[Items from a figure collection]
= = = =
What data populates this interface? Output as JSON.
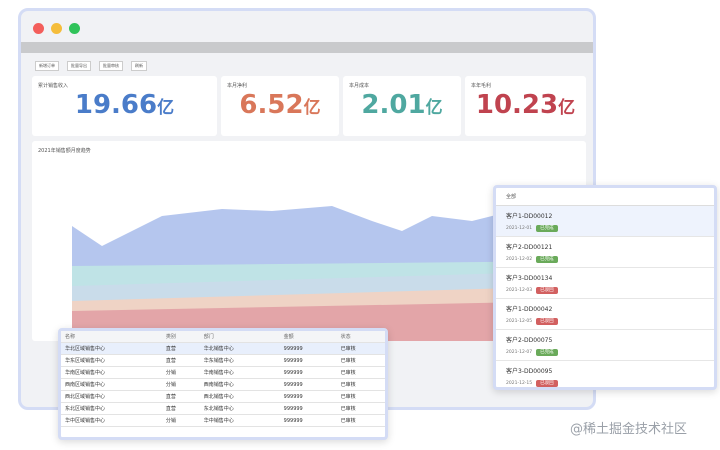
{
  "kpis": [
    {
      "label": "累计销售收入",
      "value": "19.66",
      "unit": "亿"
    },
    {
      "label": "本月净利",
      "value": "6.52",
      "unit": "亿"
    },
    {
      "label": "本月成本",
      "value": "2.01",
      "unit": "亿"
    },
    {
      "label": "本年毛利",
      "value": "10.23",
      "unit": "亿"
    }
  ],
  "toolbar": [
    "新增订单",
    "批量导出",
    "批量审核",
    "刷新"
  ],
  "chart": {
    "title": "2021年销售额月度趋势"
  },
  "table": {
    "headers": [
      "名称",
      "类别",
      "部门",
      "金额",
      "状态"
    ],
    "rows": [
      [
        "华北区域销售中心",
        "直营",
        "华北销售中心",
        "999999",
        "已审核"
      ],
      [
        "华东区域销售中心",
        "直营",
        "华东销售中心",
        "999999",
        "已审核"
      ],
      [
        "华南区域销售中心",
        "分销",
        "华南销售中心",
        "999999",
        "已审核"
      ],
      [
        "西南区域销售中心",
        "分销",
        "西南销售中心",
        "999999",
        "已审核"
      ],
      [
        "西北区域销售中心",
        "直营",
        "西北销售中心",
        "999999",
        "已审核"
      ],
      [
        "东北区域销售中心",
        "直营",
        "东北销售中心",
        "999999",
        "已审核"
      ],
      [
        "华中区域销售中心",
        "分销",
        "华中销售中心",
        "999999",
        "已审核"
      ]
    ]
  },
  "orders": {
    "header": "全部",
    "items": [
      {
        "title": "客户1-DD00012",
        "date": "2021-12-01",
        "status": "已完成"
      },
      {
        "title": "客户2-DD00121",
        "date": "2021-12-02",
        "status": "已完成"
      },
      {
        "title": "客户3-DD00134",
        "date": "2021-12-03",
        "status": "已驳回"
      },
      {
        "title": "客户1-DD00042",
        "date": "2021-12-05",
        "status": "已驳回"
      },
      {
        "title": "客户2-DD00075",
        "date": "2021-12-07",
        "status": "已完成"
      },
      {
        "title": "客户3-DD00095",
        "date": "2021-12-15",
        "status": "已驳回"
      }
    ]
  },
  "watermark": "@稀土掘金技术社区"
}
= = = =
- **DIRECTIONS FOR THIS TASK**: All of the material above is to be copied exactly, except for its images.

- **SOLUTION TO THIS EXERCISE**:
What data populates this interface? Output as JSON.
{
  "kpis": [
    {
      "label": "累计销售收入",
      "value": "19.66",
      "unit": "亿"
    },
    {
      "label": "本月净利",
      "value": "6.52",
      "unit": "亿"
    },
    {
      "label": "本月成本",
      "value": "2.01",
      "unit": "亿"
    },
    {
      "label": "本年毛利",
      "value": "10.23",
      "unit": "亿"
    }
  ],
  "toolbar": [
    "新增订单",
    "批量导出",
    "批量审核",
    "刷新"
  ],
  "chart": {
    "title": "2021年销售额月度趋势"
  },
  "table": {
    "headers": [
      "名称",
      "类别",
      "部门",
      "金额",
      "状态"
    ],
    "rows": [
      [
        "华北区域销售中心",
        "直营",
        "华北销售中心",
        "999999",
        "已审核"
      ],
      [
        "华东区域销售中心",
        "直营",
        "华东销售中心",
        "999999",
        "已审核"
      ],
      [
        "华南区域销售中心",
        "分销",
        "华南销售中心",
        "999999",
        "已审核"
      ],
      [
        "西南区域销售中心",
        "分销",
        "西南销售中心",
        "999999",
        "已审核"
      ],
      [
        "西北区域销售中心",
        "直营",
        "西北销售中心",
        "999999",
        "已审核"
      ],
      [
        "东北区域销售中心",
        "直营",
        "东北销售中心",
        "999999",
        "已审核"
      ],
      [
        "华中区域销售中心",
        "分销",
        "华中销售中心",
        "999999",
        "已审核"
      ]
    ]
  },
  "orders": {
    "header": "全部",
    "items": [
      {
        "title": "客户1-DD00012",
        "date": "2021-12-01",
        "status": "已完成"
      },
      {
        "title": "客户2-DD00121",
        "date": "2021-12-02",
        "status": "已完成"
      },
      {
        "title": "客户3-DD00134",
        "date": "2021-12-03",
        "status": "已驳回"
      },
      {
        "title": "客户1-DD00042",
        "date": "2021-12-05",
        "status": "已驳回"
      },
      {
        "title": "客户2-DD00075",
        "date": "2021-12-07",
        "status": "已完成"
      },
      {
        "title": "客户3-DD00095",
        "date": "2021-12-15",
        "status": "已驳回"
      }
    ]
  },
  "watermark": "@稀土掘金技术社区"
}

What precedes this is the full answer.